▸ **Task**
Look for the word "Business" in each line and report the count of matching lines, with nothing added.

▸ **Provided material**

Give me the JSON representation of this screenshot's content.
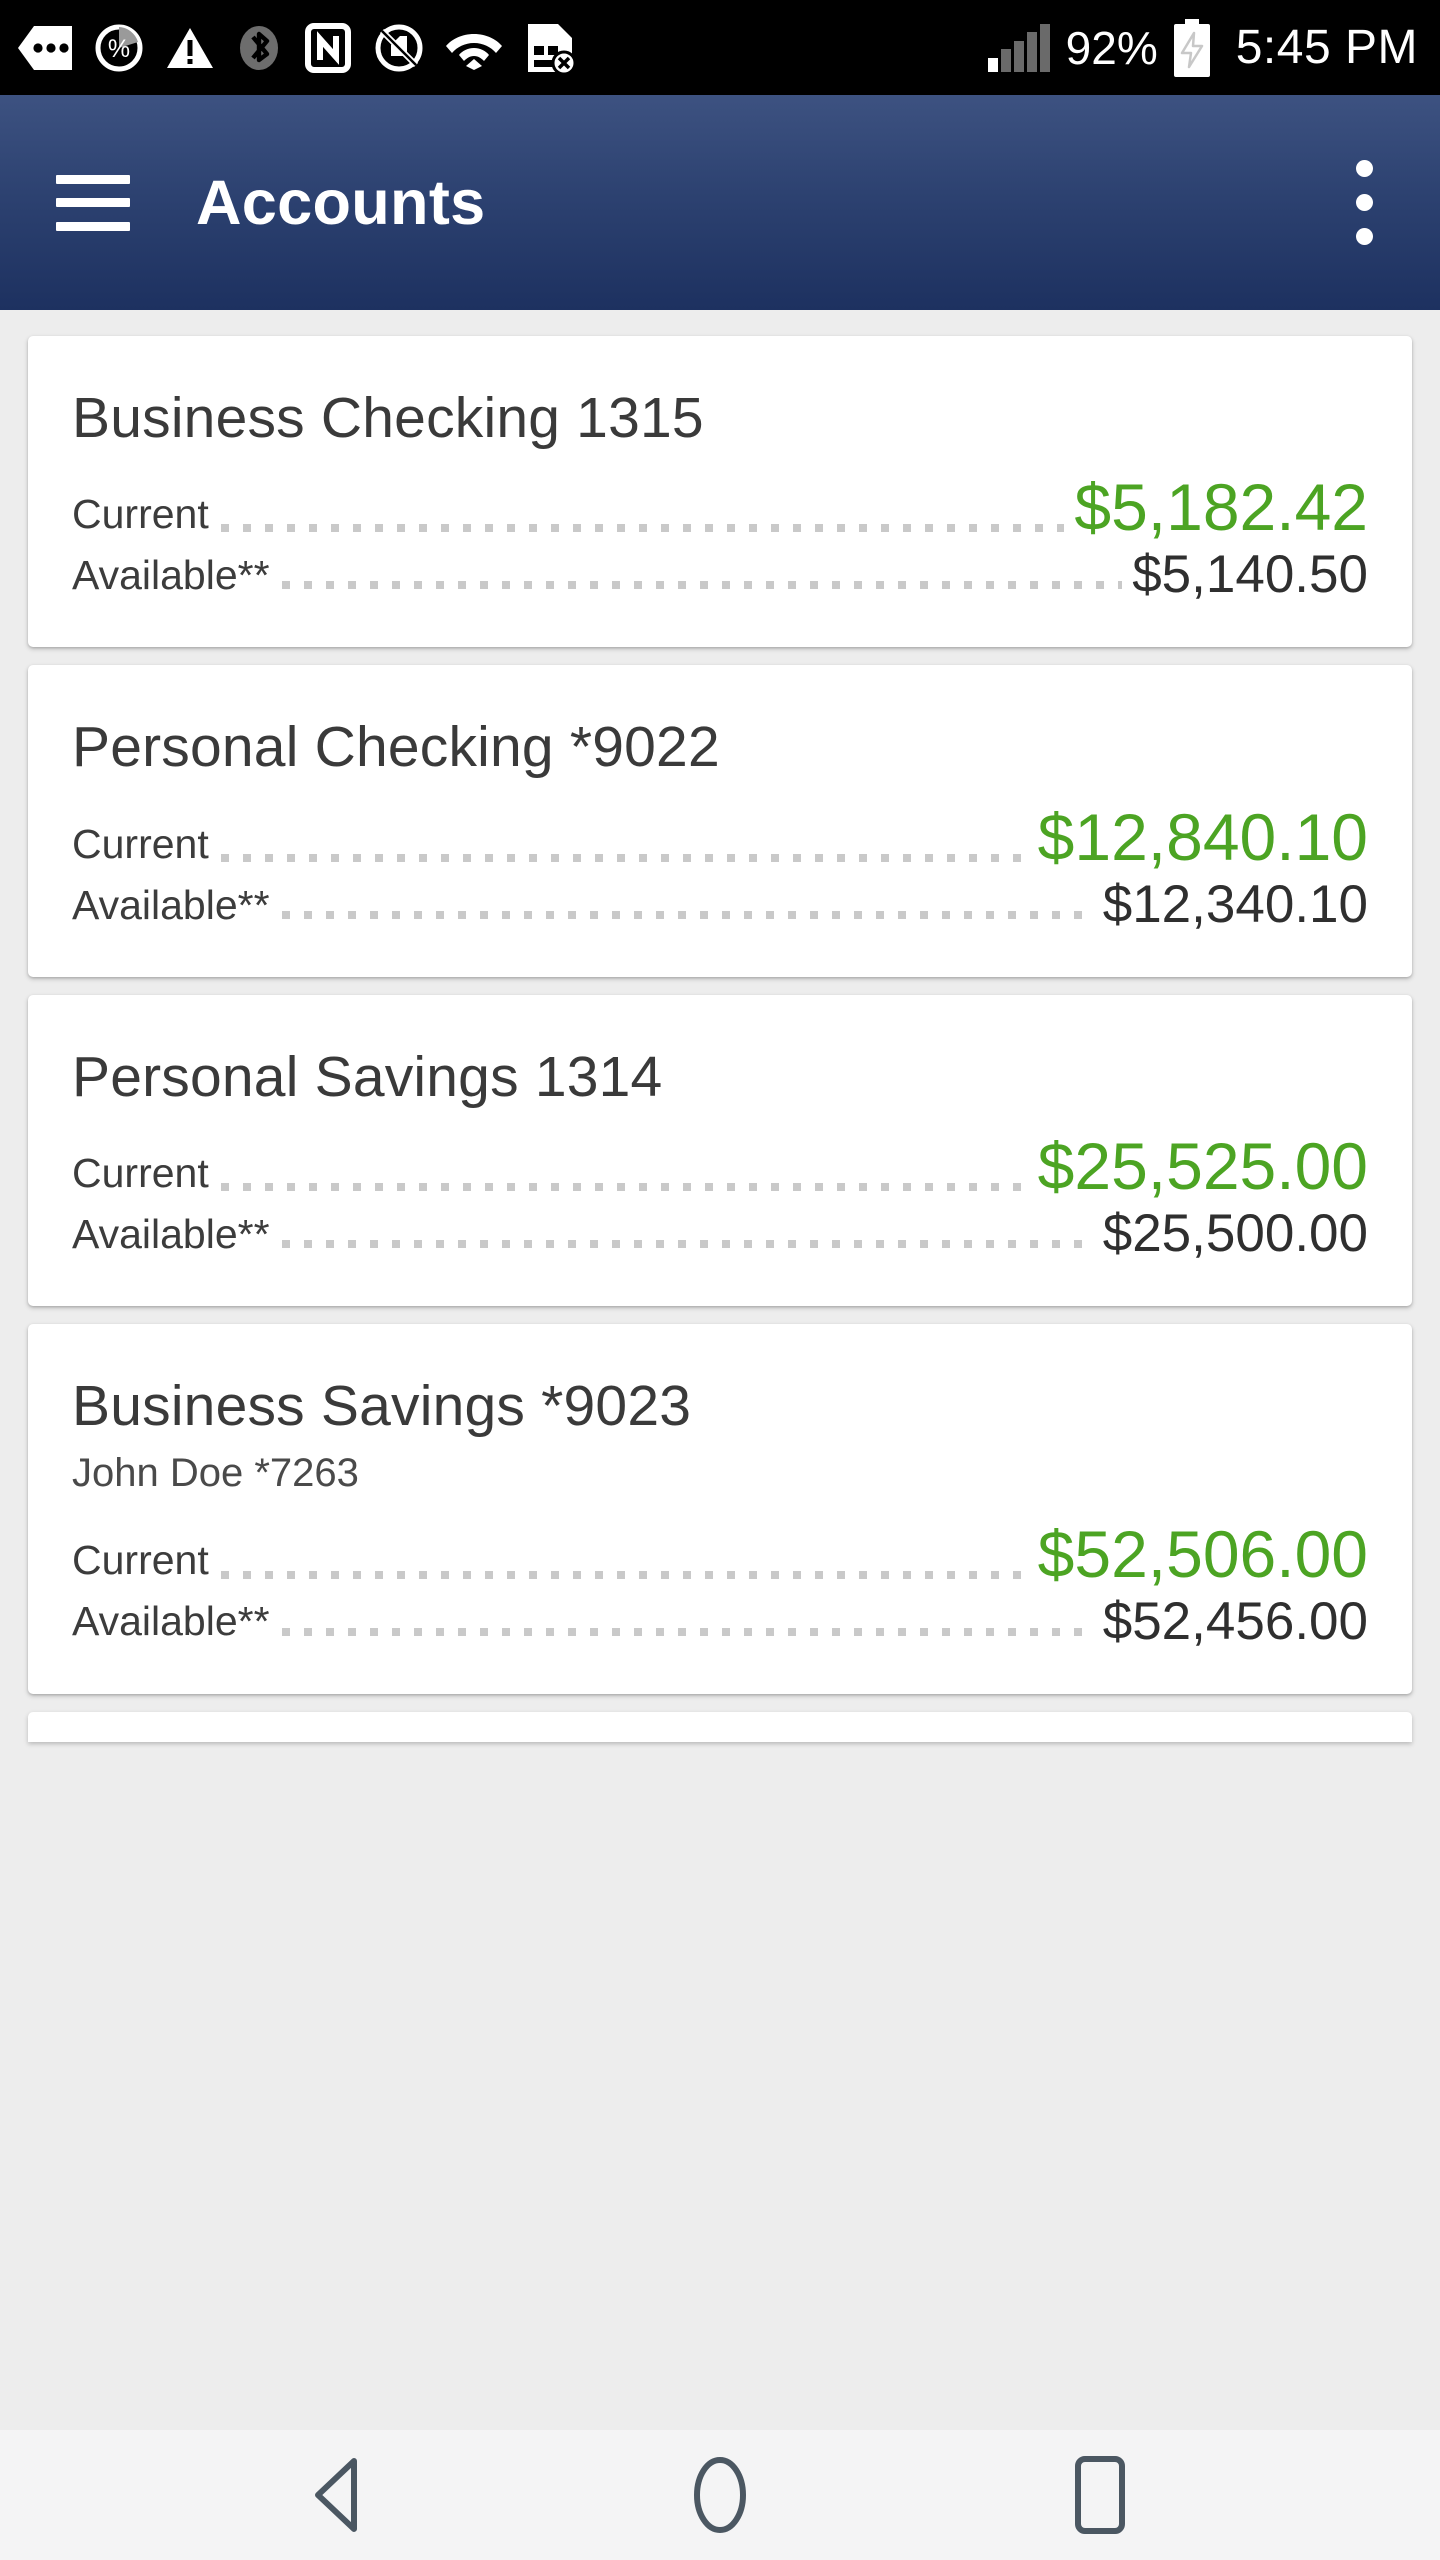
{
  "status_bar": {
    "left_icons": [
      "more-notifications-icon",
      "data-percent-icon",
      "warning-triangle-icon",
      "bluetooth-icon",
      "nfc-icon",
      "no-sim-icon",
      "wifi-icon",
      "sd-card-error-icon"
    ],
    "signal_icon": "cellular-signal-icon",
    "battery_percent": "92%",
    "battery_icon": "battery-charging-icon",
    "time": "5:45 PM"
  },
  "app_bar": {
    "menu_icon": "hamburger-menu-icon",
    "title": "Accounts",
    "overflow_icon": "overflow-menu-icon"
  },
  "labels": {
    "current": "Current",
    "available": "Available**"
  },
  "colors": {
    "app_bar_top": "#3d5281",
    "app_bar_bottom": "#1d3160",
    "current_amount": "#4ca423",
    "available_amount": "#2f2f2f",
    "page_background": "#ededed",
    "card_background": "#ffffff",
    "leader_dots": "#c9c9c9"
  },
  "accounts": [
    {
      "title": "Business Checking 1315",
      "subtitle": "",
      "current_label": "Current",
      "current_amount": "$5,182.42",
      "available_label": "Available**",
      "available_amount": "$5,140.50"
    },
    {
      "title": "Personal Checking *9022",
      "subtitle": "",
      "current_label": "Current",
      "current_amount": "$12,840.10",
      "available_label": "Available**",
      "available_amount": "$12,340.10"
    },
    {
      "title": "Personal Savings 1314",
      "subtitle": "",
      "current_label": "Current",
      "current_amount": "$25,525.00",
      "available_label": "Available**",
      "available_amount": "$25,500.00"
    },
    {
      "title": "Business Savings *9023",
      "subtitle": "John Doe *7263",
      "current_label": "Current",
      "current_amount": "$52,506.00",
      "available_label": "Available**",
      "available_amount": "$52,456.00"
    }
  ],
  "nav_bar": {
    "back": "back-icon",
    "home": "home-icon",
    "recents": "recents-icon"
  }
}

▸ **Solution for this problem**
2